++++ Exercise inputs

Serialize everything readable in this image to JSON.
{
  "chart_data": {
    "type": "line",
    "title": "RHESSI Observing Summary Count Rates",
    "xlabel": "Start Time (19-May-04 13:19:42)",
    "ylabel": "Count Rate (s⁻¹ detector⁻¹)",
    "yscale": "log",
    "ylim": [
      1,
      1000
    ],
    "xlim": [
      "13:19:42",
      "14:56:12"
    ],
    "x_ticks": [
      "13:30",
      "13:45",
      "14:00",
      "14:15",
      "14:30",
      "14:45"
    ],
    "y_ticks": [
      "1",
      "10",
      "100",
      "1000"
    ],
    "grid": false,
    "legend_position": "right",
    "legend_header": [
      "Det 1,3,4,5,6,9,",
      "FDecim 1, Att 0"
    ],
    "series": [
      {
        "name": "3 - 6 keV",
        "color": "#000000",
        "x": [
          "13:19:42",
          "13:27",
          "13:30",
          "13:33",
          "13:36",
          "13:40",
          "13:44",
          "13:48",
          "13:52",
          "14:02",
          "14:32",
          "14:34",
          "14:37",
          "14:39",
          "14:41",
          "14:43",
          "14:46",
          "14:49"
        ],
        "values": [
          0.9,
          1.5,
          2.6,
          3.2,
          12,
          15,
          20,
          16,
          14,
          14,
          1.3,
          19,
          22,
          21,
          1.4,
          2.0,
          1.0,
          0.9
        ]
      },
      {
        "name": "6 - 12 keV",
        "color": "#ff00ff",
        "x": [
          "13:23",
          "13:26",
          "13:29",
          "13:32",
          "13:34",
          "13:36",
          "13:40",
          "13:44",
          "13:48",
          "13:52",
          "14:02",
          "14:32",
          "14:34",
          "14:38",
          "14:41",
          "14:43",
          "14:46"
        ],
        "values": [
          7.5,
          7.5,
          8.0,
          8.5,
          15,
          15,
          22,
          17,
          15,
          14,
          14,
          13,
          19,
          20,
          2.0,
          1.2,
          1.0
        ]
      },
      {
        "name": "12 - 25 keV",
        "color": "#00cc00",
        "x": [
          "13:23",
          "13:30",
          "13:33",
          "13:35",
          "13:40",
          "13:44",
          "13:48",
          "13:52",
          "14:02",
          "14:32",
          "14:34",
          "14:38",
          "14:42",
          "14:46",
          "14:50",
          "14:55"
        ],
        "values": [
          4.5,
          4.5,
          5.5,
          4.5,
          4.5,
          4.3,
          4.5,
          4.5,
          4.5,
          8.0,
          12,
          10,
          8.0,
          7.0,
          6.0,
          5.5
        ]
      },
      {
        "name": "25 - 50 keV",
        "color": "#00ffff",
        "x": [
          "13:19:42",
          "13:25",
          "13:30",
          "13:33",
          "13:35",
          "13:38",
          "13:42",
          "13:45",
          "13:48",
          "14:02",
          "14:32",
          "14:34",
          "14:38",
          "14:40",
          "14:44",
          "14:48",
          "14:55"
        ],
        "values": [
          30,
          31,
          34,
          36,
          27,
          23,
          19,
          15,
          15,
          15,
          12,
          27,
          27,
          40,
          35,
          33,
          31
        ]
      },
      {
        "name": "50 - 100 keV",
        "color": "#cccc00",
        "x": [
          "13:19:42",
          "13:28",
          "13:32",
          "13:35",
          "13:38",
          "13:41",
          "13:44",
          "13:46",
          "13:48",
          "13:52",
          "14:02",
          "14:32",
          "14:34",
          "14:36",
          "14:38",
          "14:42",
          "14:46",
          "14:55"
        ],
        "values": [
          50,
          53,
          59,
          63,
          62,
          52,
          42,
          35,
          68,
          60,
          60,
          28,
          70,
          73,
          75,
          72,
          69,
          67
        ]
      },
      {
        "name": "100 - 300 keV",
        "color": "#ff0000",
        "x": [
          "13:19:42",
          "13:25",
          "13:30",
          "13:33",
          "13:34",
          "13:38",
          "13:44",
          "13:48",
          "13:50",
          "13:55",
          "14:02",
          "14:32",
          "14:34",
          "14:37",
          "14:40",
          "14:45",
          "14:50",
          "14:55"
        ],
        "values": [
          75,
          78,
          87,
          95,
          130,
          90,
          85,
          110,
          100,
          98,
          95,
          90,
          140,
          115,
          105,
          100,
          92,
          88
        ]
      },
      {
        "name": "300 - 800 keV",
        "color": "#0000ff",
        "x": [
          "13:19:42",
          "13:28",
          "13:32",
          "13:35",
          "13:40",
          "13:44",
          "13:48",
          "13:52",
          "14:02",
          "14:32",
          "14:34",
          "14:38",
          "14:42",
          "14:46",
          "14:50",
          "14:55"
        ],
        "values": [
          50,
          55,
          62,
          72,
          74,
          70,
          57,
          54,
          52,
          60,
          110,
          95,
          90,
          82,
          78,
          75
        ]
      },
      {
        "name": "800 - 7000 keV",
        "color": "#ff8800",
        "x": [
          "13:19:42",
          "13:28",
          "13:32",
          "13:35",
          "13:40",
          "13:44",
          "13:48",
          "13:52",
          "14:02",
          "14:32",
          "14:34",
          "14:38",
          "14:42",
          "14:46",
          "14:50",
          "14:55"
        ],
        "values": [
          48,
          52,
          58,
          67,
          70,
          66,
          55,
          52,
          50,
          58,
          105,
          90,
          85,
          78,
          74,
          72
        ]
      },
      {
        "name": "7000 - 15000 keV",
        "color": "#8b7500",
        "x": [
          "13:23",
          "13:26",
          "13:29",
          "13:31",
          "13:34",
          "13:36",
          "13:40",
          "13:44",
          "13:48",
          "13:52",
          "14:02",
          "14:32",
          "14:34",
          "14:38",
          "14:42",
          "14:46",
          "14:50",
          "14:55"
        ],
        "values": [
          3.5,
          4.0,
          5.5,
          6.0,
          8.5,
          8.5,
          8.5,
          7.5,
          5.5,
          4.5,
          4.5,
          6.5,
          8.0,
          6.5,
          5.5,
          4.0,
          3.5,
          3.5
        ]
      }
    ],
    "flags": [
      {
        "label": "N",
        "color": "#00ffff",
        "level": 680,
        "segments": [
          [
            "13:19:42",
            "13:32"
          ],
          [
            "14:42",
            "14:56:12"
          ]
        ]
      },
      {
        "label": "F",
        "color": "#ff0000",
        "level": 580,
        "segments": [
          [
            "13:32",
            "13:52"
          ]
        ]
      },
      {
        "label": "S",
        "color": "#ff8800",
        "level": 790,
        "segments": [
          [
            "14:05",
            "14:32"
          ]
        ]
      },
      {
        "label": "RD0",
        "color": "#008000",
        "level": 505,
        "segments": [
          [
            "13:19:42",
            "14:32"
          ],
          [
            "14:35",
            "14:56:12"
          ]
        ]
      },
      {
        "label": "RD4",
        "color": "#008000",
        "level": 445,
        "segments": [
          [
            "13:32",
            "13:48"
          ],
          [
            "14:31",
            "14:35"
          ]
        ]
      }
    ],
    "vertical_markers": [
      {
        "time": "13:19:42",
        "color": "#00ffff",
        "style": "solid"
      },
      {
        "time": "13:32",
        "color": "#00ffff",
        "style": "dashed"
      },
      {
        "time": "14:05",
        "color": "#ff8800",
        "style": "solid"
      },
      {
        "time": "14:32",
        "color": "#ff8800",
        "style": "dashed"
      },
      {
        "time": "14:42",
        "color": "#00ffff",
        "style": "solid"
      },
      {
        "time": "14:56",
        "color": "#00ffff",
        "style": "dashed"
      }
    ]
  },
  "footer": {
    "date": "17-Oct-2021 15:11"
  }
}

++++++++

_Exercise aim_.
Search the entries for the word "name" and pick out every line that holds it.

_Solution for this task_.
        "name": "3 - 6 keV",
        "name": "6 - 12 keV",
        "name": "12 - 25 keV",
        "name": "25 - 50 keV",
        "name": "50 - 100 keV",
        "name": "100 - 300 keV",
        "name": "300 - 800 keV",
        "name": "800 - 7000 keV",
        "name": "7000 - 15000 keV",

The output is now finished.